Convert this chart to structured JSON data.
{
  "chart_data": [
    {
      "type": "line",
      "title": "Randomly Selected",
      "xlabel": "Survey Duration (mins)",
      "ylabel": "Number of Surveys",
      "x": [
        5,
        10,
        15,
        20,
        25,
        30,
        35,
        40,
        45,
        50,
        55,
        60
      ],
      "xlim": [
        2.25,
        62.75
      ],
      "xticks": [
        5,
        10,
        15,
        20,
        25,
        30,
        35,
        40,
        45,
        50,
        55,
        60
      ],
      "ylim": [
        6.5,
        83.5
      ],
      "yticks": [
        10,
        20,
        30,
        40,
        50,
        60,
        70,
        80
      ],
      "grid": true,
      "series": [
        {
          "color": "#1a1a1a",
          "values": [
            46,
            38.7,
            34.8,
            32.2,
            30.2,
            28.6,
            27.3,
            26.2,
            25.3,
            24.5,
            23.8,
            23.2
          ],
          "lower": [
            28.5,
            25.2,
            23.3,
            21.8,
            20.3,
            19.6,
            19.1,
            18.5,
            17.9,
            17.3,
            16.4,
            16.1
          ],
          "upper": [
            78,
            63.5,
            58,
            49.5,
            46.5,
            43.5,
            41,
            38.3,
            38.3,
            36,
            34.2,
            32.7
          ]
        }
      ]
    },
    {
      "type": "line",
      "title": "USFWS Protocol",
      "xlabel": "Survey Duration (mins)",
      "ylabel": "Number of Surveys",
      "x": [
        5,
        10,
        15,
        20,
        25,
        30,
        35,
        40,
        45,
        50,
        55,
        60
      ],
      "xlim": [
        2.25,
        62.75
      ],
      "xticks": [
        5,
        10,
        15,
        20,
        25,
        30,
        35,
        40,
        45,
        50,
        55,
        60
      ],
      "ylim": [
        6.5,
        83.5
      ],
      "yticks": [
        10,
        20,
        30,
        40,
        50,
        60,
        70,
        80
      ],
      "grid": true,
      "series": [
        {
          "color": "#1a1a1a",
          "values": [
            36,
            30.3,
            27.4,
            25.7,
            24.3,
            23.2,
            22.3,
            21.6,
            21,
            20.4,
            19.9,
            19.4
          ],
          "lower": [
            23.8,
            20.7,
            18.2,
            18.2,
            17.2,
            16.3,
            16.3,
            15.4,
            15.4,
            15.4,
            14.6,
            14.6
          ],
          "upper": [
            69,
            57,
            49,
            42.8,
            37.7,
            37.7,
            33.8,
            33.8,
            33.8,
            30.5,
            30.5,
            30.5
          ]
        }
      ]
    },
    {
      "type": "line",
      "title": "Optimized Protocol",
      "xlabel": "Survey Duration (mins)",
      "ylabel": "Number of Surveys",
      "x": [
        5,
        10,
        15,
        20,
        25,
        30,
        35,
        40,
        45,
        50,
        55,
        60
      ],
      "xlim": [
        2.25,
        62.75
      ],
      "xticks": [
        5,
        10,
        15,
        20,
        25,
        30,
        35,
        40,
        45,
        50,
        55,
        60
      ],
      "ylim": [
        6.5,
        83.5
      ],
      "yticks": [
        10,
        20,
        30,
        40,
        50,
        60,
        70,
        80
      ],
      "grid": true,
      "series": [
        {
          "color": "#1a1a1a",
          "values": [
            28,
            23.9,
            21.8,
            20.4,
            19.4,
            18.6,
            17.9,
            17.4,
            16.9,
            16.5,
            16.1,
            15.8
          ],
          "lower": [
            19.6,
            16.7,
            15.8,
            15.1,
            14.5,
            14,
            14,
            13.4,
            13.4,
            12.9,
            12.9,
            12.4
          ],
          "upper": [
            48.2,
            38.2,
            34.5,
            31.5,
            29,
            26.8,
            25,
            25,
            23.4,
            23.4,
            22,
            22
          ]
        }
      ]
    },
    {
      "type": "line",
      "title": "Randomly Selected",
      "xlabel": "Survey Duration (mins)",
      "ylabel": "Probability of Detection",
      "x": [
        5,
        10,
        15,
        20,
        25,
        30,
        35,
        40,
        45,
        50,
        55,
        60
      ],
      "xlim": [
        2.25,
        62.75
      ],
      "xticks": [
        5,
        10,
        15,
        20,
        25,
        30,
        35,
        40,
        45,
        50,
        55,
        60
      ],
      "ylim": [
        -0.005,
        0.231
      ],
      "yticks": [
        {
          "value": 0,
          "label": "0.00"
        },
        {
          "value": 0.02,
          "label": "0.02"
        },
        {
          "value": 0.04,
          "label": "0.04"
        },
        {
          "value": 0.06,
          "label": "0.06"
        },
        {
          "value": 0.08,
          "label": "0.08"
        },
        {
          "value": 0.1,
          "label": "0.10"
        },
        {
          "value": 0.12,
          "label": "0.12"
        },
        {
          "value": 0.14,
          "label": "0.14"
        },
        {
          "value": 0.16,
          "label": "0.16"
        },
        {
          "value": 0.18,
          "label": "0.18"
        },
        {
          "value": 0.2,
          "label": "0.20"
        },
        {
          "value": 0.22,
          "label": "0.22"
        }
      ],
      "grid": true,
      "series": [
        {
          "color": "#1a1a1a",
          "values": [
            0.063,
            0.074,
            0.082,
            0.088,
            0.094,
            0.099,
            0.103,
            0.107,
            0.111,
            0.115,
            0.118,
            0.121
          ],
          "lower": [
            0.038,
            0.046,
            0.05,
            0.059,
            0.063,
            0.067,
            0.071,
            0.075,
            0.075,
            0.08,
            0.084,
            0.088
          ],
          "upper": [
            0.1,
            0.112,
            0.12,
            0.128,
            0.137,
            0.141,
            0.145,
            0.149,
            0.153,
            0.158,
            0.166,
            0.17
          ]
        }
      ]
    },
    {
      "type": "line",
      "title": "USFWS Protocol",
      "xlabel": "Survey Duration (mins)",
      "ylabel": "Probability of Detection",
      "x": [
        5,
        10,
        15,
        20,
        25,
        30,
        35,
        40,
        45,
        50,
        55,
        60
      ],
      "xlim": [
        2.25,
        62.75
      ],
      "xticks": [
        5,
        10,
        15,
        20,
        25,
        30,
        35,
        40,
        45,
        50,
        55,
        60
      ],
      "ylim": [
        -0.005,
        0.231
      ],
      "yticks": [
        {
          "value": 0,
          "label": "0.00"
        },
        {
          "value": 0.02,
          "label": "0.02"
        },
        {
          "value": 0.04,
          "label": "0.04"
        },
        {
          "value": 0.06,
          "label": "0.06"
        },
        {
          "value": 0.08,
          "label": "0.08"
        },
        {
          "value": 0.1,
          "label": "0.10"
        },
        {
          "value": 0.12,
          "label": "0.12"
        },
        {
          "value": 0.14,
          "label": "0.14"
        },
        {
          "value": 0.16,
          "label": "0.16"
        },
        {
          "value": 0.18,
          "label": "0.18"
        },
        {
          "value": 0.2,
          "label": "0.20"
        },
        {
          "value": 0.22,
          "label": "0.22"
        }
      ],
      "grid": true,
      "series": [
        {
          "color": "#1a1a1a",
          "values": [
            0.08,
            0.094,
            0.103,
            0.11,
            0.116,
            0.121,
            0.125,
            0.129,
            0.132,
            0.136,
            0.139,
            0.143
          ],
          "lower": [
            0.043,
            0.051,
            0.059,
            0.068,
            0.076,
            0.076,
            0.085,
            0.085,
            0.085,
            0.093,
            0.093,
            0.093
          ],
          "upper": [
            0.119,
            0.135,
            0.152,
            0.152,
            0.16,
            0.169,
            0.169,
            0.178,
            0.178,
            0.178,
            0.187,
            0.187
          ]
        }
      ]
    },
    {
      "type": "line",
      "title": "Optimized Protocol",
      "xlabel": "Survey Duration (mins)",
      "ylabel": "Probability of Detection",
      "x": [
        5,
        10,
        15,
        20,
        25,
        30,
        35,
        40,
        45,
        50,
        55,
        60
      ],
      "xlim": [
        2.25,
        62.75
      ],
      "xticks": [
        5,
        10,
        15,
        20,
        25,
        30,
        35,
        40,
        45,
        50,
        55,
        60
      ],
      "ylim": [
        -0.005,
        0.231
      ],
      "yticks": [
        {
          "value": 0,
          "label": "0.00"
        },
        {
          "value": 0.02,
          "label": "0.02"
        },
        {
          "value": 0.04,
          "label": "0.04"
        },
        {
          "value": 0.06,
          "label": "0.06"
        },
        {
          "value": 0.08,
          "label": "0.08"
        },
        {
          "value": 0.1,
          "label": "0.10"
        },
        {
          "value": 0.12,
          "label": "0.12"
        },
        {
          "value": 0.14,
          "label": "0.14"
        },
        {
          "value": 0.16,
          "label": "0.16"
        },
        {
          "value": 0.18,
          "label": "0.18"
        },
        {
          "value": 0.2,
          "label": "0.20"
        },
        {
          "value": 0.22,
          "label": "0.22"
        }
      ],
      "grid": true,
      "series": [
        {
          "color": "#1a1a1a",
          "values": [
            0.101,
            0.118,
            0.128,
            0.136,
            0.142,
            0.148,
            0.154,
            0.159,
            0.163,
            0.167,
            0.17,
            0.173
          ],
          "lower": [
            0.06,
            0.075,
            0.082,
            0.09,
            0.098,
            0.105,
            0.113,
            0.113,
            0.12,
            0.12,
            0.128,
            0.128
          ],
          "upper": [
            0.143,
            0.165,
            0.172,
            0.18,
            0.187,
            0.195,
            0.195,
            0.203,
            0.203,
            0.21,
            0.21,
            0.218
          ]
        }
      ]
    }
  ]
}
·····
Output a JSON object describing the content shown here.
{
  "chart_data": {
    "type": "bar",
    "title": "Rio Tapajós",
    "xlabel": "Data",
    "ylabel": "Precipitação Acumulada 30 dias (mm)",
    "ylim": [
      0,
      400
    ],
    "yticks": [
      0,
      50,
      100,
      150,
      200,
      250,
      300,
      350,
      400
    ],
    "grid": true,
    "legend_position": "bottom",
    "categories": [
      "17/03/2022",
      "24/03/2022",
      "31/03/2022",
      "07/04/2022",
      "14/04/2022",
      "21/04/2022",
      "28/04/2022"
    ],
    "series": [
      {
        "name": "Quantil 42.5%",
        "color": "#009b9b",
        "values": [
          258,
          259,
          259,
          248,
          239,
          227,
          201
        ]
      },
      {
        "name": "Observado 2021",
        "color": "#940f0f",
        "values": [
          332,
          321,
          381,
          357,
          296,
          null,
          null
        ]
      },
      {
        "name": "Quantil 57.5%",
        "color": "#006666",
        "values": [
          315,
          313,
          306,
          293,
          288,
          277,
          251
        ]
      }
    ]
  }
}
·····
## Task
Pull out every line holding "name" from the records above, and copy it.

## Reply to the task
        "name": "Quantil 42.5%",
        "name": "Observado 2021",
        "name": "Quantil 57.5%",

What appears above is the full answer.